### WRITTEN PROBLEM
Lines containing the string "Texture" are to be collected in full.

◇ ◇ ◇

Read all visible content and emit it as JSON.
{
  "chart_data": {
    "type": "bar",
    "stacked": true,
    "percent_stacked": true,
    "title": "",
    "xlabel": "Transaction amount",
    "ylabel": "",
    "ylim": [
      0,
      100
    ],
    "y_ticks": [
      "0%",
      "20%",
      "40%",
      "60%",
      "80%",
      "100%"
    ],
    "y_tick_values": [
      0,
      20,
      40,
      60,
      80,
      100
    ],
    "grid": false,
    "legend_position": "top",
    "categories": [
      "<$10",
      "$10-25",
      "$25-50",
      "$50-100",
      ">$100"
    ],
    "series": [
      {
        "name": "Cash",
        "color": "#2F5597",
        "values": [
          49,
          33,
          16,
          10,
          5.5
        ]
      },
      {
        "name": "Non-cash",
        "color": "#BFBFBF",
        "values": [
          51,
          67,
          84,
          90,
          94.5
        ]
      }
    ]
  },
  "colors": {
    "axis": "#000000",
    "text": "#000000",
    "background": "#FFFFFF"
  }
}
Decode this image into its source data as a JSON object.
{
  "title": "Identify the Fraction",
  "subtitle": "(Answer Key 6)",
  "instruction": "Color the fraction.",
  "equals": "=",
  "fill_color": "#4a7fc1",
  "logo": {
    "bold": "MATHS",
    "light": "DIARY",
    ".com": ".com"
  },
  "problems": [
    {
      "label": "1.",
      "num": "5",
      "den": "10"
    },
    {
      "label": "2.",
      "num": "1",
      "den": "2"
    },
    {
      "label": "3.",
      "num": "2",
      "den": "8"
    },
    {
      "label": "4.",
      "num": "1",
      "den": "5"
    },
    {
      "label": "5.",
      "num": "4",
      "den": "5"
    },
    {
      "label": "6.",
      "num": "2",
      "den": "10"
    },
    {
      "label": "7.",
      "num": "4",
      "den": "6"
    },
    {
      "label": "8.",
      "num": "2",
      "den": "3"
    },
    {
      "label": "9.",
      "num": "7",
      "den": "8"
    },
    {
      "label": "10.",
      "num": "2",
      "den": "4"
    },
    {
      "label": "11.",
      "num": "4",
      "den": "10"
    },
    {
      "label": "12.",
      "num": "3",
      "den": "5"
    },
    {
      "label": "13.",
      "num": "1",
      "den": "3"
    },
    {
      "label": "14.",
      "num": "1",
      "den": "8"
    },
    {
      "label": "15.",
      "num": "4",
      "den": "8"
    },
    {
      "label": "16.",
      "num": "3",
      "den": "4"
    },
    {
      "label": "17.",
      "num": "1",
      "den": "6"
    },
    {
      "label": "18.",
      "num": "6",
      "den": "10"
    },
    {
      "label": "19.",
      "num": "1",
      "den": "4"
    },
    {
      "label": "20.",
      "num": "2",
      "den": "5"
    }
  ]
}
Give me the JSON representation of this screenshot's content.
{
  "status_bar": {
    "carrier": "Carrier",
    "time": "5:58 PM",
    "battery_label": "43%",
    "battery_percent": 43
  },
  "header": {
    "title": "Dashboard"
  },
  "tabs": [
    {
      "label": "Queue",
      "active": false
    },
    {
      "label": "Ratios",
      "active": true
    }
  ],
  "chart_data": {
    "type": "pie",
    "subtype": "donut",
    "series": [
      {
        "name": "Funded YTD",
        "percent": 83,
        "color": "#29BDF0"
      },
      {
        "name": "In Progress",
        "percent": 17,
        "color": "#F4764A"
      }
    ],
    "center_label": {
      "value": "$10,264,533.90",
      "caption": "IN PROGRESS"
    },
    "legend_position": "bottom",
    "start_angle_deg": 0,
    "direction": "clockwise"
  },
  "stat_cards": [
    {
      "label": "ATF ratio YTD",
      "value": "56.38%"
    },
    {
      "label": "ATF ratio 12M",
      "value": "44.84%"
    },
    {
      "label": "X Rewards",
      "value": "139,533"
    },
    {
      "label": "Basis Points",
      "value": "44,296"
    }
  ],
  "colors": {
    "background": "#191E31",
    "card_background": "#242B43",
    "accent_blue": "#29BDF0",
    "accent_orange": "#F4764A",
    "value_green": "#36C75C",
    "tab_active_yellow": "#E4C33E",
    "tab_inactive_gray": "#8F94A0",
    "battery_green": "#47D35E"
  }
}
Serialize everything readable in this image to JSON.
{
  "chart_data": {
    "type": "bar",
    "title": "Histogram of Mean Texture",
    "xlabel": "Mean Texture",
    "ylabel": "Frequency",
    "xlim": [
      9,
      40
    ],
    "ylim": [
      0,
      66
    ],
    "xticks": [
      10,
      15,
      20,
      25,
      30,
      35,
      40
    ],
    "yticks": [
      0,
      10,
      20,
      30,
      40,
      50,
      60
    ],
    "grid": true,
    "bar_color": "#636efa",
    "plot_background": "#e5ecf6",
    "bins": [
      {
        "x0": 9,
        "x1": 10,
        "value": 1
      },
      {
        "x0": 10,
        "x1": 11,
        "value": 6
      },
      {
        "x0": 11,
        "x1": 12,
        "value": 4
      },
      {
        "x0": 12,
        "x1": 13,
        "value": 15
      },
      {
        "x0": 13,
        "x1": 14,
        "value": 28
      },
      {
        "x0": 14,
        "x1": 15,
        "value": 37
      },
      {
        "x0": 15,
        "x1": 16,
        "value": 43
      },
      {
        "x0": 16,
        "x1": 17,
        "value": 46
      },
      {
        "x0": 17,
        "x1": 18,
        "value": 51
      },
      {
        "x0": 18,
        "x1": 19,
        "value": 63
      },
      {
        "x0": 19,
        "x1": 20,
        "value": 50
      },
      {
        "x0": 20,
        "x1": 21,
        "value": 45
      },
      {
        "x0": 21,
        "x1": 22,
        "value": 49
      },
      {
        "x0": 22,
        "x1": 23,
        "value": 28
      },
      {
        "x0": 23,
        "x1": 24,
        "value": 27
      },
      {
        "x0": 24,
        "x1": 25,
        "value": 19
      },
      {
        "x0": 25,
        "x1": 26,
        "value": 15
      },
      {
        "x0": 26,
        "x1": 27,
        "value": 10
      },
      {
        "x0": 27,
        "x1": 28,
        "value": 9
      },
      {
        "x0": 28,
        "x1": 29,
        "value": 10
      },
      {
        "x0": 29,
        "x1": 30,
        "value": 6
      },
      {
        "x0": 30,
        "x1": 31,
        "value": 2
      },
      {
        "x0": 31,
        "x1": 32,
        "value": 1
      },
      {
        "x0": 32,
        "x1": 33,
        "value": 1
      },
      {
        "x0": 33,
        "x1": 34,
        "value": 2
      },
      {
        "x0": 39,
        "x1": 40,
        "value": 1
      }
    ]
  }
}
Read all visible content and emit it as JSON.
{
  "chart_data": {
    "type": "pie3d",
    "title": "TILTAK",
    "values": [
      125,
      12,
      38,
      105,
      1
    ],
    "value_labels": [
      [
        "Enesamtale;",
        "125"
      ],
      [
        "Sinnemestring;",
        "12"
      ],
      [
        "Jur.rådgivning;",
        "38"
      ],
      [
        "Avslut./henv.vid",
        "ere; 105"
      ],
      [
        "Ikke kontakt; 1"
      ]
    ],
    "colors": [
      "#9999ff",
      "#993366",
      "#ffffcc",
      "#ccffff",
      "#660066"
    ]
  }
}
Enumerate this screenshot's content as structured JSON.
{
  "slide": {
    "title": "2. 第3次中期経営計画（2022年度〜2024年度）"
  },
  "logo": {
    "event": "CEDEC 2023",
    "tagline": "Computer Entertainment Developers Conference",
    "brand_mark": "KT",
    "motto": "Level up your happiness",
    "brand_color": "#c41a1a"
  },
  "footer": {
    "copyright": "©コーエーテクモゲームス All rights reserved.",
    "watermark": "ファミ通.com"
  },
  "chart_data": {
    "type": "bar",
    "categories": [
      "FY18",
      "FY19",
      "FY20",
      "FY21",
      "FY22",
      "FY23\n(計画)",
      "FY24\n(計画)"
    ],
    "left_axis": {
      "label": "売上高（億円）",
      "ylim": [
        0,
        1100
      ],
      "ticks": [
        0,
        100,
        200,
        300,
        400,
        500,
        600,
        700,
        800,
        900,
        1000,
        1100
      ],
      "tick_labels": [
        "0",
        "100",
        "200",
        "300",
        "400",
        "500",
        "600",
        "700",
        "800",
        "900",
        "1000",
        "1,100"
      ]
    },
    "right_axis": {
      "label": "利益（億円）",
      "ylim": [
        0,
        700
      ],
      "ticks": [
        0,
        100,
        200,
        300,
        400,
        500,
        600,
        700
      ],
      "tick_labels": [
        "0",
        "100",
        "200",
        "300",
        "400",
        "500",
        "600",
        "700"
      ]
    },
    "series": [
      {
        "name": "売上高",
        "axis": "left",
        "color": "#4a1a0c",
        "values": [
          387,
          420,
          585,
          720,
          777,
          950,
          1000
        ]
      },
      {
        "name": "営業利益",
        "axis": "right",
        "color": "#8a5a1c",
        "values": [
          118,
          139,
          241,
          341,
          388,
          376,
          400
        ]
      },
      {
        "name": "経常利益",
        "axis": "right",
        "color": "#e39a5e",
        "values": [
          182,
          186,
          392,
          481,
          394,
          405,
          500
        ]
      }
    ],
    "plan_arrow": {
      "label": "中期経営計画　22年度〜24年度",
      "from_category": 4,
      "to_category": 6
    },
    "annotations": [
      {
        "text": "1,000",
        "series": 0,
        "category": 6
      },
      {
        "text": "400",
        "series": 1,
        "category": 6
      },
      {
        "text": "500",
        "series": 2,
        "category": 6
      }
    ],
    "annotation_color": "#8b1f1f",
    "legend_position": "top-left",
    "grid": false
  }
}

◇ ◇ ◇

### TASK ANSWER
    "title": "Histogram of Mean Texture",
    "xlabel": "Mean Texture",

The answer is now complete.